──────── EXERCISE INPUT

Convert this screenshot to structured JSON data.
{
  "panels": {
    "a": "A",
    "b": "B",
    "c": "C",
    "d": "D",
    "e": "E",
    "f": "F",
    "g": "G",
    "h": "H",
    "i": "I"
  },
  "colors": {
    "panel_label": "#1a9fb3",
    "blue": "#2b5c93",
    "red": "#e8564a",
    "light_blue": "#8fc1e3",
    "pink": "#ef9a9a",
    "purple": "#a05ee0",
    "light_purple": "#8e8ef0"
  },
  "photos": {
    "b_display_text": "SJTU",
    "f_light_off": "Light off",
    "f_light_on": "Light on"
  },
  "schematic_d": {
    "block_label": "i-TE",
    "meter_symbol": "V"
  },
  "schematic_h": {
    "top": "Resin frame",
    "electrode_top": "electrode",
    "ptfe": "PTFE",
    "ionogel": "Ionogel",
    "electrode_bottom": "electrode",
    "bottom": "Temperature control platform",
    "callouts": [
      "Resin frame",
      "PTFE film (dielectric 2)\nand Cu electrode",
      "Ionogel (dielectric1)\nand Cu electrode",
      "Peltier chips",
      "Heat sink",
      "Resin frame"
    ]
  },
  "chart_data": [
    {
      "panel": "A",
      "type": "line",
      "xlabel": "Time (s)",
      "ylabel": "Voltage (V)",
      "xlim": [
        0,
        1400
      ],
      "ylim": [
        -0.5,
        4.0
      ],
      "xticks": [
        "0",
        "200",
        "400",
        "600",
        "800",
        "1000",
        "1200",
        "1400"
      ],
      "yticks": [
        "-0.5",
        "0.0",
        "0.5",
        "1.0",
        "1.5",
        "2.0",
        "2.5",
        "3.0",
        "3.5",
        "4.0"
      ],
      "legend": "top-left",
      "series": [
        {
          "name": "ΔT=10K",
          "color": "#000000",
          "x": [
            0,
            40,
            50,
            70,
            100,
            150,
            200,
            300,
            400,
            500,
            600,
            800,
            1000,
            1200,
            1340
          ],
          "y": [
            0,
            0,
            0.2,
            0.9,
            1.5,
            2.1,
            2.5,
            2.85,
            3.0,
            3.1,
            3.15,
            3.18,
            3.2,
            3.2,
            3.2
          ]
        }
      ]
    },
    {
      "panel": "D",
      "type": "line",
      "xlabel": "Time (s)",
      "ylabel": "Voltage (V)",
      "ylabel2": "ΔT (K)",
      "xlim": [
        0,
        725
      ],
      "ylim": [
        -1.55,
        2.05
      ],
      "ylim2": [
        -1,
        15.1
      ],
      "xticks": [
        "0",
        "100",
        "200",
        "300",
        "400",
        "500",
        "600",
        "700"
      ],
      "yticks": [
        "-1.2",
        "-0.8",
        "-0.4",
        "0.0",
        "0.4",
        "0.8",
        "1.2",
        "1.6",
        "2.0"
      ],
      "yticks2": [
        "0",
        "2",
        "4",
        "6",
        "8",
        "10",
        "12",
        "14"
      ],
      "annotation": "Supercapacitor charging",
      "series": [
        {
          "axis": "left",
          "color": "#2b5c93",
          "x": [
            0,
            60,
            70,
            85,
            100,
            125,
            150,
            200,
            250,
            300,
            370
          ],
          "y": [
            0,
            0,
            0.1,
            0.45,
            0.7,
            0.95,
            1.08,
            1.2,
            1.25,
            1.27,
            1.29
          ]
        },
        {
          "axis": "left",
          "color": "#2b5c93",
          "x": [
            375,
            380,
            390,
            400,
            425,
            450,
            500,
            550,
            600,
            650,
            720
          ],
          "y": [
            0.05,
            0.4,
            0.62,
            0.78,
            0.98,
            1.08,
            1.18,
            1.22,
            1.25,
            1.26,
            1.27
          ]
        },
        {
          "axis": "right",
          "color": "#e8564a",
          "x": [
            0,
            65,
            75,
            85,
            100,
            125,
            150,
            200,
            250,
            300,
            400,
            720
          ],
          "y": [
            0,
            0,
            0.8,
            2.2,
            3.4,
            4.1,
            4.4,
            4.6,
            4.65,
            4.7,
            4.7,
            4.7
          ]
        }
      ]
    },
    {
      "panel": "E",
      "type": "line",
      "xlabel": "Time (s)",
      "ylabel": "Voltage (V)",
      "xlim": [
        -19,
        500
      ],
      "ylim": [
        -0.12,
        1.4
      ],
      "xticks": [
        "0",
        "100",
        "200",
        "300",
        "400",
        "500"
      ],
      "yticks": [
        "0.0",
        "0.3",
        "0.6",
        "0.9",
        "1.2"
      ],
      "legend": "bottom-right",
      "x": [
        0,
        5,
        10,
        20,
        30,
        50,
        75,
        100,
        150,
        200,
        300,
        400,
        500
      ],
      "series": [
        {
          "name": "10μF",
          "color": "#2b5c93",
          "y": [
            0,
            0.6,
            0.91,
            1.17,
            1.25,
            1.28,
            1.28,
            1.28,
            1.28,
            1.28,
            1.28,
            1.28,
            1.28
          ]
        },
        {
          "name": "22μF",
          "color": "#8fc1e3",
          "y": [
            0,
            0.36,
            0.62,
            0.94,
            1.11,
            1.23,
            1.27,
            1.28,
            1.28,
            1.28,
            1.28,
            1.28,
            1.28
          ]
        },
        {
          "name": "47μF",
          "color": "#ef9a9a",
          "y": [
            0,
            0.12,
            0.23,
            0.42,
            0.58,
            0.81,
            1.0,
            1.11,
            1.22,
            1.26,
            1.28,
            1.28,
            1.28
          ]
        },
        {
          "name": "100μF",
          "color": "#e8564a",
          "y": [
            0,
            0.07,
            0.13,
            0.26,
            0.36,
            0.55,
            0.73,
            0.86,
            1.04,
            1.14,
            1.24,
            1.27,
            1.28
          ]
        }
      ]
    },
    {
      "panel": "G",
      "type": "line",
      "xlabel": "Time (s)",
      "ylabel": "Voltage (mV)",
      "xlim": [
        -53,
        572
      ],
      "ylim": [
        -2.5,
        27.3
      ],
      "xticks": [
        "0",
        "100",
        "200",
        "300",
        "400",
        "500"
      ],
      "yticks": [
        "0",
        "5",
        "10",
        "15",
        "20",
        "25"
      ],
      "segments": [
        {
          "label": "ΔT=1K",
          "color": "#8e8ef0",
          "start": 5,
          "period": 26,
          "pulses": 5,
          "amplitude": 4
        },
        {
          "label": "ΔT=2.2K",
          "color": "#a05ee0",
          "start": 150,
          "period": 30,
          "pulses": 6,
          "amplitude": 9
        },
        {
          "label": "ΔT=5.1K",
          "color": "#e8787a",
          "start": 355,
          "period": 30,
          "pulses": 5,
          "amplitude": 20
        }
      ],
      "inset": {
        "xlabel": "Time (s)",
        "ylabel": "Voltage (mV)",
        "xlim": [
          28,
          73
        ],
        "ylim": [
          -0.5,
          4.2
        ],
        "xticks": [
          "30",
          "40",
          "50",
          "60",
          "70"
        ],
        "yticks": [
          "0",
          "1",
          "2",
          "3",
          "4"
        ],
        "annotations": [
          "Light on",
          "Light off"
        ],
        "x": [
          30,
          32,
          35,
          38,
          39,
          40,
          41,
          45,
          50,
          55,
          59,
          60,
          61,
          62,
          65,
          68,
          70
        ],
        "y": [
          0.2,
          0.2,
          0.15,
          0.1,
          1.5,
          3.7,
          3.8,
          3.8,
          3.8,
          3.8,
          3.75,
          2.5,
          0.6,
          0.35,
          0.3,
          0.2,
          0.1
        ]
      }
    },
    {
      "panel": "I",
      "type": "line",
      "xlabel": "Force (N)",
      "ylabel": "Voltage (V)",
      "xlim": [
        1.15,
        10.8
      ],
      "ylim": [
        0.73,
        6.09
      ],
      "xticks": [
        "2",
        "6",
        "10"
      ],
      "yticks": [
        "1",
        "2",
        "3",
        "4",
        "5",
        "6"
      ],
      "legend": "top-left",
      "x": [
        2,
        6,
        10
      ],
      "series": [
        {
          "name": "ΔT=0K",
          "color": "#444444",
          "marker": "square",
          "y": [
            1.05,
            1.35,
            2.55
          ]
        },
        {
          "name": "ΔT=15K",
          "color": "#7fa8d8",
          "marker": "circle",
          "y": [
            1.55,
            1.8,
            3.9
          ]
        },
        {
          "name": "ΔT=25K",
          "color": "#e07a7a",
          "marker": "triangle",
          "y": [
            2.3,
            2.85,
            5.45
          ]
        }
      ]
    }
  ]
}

────────────────

[WORK REQUIRED]: From the data, pick out every line that includes "frame".

[FINISHED EXERCISE]:
    "top": "Resin frame",
      "Resin frame",
      "Resin frame"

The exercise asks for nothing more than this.